TASK BRIEF> Leave out the pictures and repeat the rest of the material exactly.

DATASET>

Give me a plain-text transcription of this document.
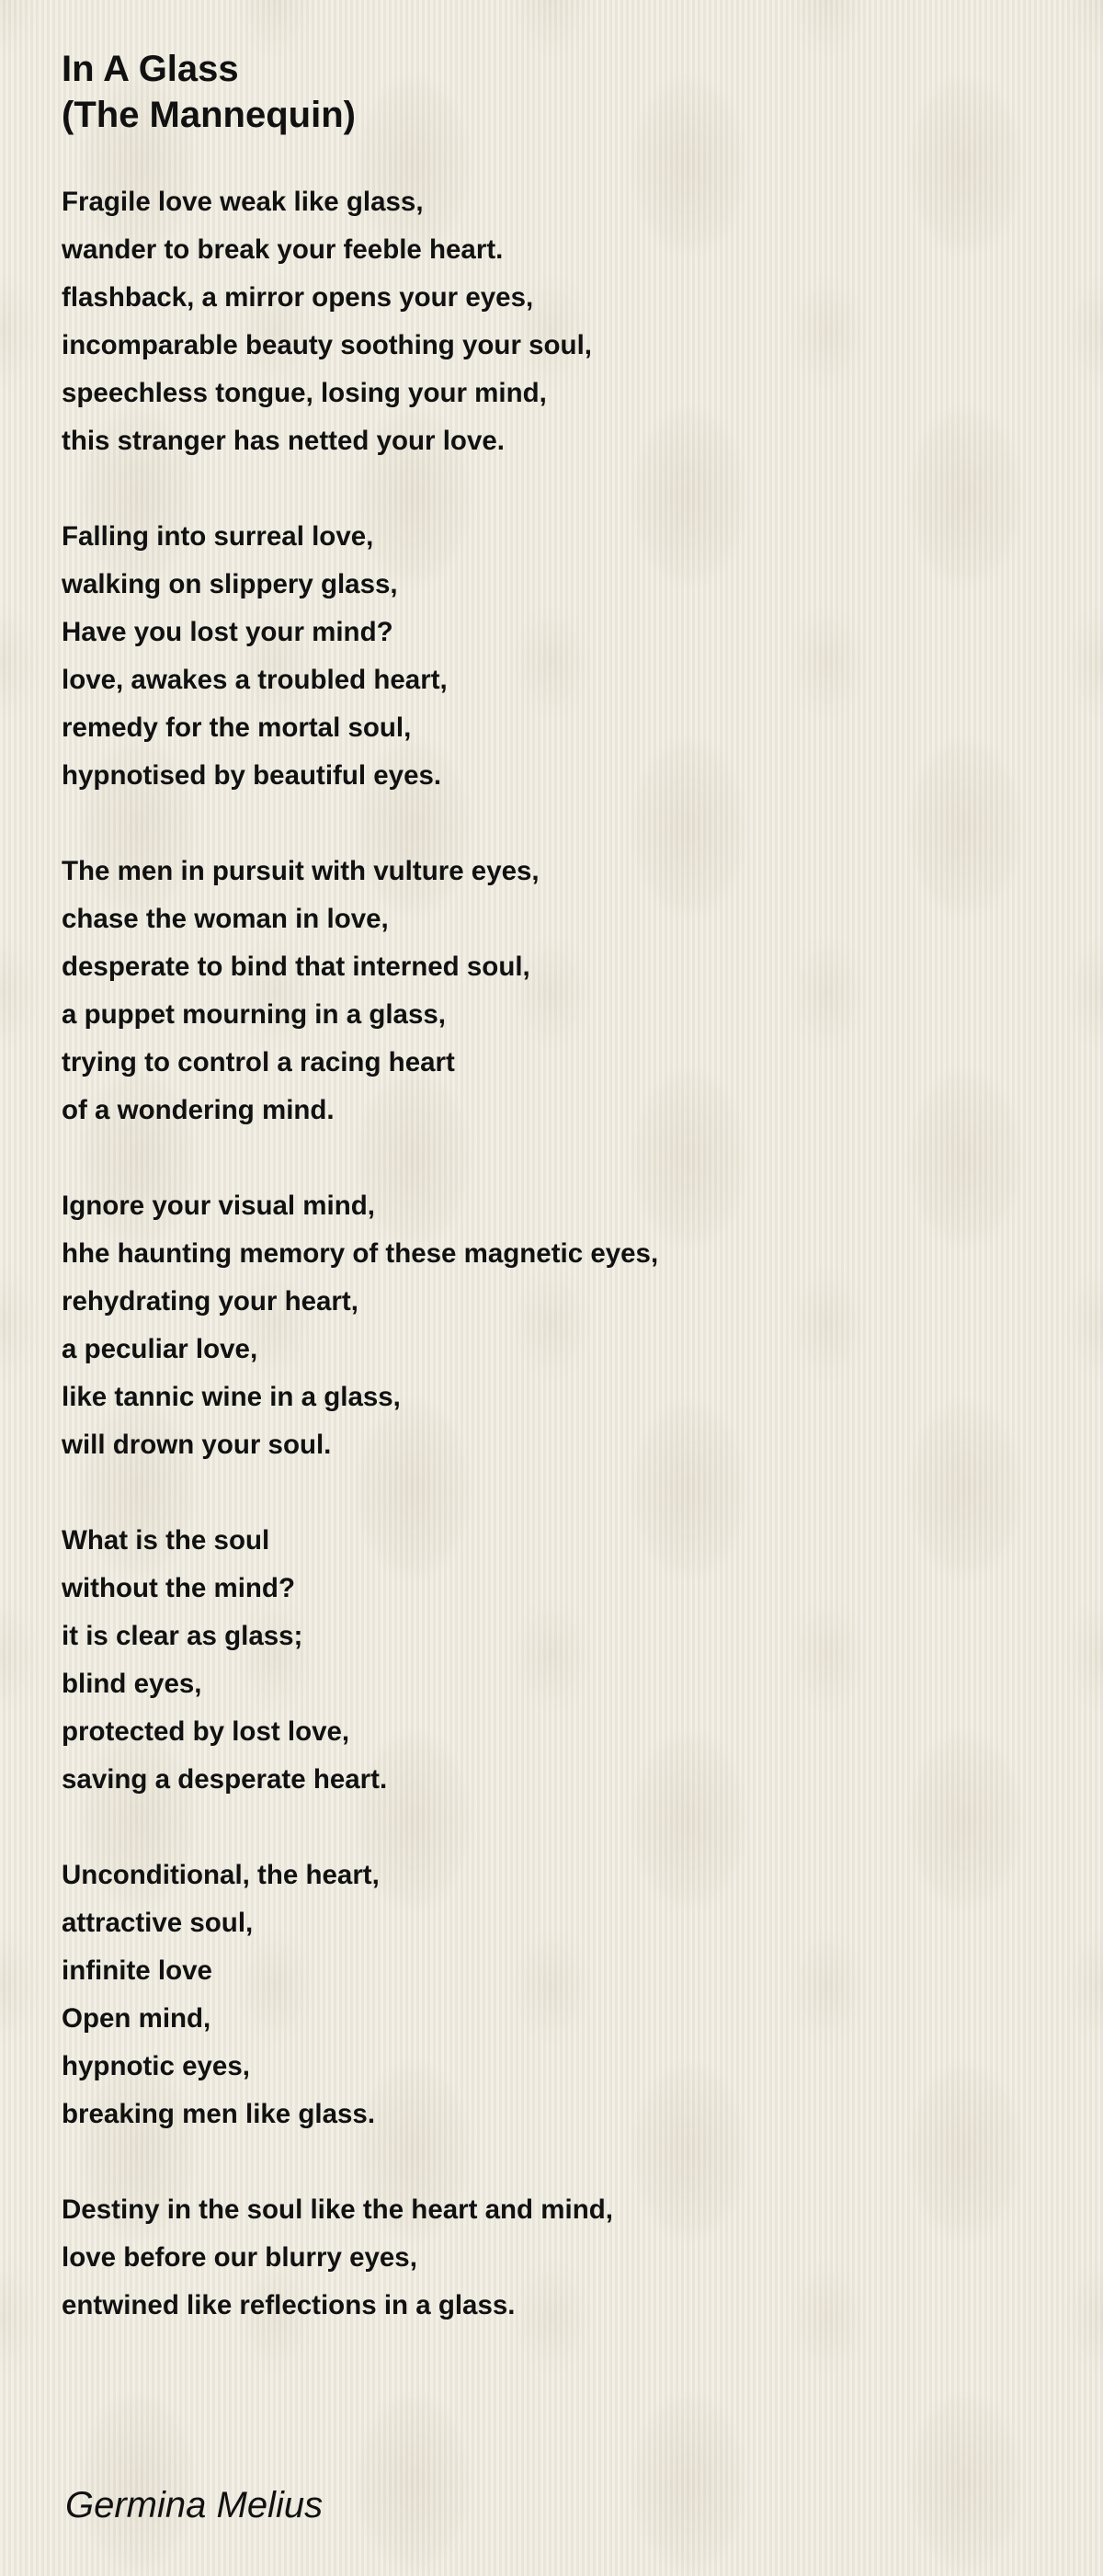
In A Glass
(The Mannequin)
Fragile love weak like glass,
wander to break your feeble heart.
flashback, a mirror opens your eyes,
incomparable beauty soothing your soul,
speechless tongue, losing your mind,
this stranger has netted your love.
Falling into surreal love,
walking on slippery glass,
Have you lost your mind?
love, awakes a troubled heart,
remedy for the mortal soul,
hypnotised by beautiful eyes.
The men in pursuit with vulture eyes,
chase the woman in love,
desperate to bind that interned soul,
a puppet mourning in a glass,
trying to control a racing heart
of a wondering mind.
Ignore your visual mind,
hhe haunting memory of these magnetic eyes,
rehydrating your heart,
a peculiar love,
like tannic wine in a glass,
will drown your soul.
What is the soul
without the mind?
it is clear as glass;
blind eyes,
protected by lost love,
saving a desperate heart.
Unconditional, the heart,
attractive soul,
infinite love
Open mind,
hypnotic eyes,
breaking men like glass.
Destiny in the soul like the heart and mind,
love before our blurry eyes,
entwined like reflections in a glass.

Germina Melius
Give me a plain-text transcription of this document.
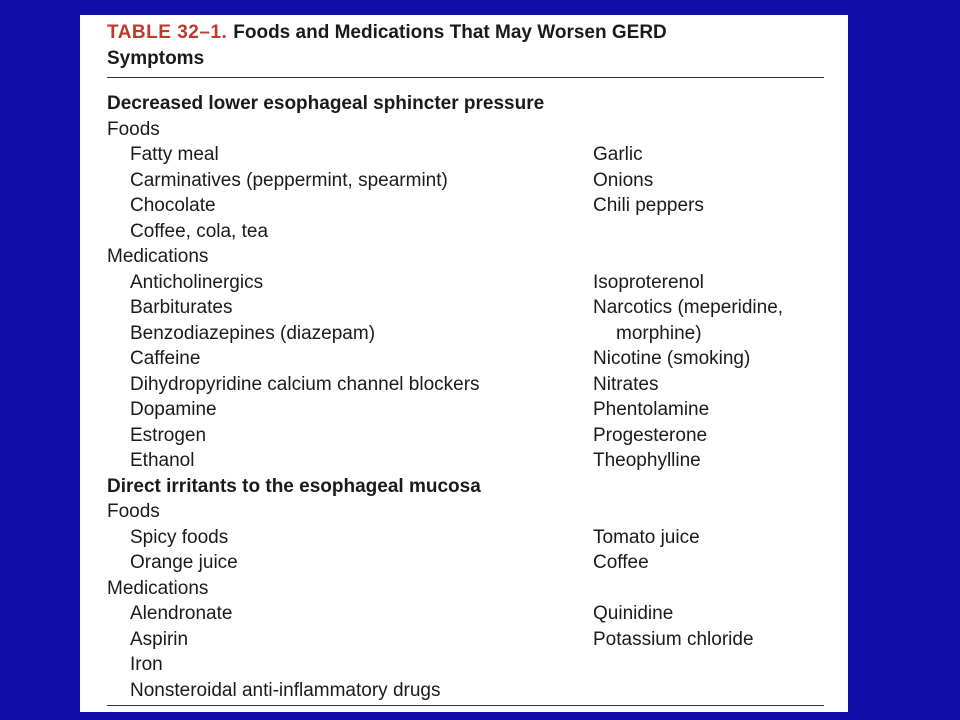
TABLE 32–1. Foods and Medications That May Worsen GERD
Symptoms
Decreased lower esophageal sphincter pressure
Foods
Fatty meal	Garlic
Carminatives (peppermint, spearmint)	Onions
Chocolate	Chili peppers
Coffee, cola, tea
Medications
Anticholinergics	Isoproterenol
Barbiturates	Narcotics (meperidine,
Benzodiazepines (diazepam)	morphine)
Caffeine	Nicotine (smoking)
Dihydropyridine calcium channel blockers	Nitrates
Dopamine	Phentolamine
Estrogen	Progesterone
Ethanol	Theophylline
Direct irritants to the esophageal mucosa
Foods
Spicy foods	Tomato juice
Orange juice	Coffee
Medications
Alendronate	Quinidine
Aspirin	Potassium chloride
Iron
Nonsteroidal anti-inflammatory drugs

TASK RESULT>
Give me a plain-text transcription of this document.
In A Glass
(The Mannequin)
Fragile love weak like glass,
wander to break your feeble heart.
flashback, a mirror opens your eyes,
incomparable beauty soothing your soul,
speechless tongue, losing your mind,
this stranger has netted your love.
Falling into surreal love,
walking on slippery glass,
Have you lost your mind?
love, awakes a troubled heart,
remedy for the mortal soul,
hypnotised by beautiful eyes.
The men in pursuit with vulture eyes,
chase the woman in love,
desperate to bind that interned soul,
a puppet mourning in a glass,
trying to control a racing heart
of a wondering mind.
Ignore your visual mind,
hhe haunting memory of these magnetic eyes,
rehydrating your heart,
a peculiar love,
like tannic wine in a glass,
will drown your soul.
What is the soul
without the mind?
it is clear as glass;
blind eyes,
protected by lost love,
saving a desperate heart.
Unconditional, the heart,
attractive soul,
infinite love
Open mind,
hypnotic eyes,
breaking men like glass.
Destiny in the soul like the heart and mind,
love before our blurry eyes,
entwined like reflections in a glass.

Germina Melius
Give me a plain-text transcription of this document.
TABLE 32–1. Foods and Medications That May Worsen GERD
Symptoms
Decreased lower esophageal sphincter pressure
Foods
Fatty meal	Garlic
Carminatives (peppermint, spearmint)	Onions
Chocolate	Chili peppers
Coffee, cola, tea
Medications
Anticholinergics	Isoproterenol
Barbiturates	Narcotics (meperidine,
Benzodiazepines (diazepam)	morphine)
Caffeine	Nicotine (smoking)
Dihydropyridine calcium channel blockers	Nitrates
Dopamine	Phentolamine
Estrogen	Progesterone
Ethanol	Theophylline
Direct irritants to the esophageal mucosa
Foods
Spicy foods	Tomato juice
Orange juice	Coffee
Medications
Alendronate	Quinidine
Aspirin	Potassium chloride
Iron
Nonsteroidal anti-inflammatory drugs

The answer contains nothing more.